### MATERIAL SUPPLIED
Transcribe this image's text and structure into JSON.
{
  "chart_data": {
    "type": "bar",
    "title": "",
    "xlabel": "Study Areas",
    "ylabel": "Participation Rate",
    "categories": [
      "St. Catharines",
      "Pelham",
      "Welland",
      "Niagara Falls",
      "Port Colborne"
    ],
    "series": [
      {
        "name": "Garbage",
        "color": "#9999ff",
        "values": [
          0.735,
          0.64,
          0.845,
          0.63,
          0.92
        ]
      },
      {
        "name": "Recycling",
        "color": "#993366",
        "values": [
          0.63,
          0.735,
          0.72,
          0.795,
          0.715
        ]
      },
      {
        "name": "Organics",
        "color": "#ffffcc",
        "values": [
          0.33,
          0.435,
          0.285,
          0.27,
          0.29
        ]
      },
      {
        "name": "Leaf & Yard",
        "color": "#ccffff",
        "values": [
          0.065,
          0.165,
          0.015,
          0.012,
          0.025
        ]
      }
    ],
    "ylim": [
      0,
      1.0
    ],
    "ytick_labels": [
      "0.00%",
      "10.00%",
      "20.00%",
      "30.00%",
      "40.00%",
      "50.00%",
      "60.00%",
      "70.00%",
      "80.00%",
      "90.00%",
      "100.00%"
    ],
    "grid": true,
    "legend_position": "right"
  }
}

### TASK INSTRUCTIONS
Show the lines that mention the word "color".

### FULL ANSWER
        "color": "#9999ff",
        "color": "#993366",
        "color": "#ffffcc",
        "color": "#ccffff",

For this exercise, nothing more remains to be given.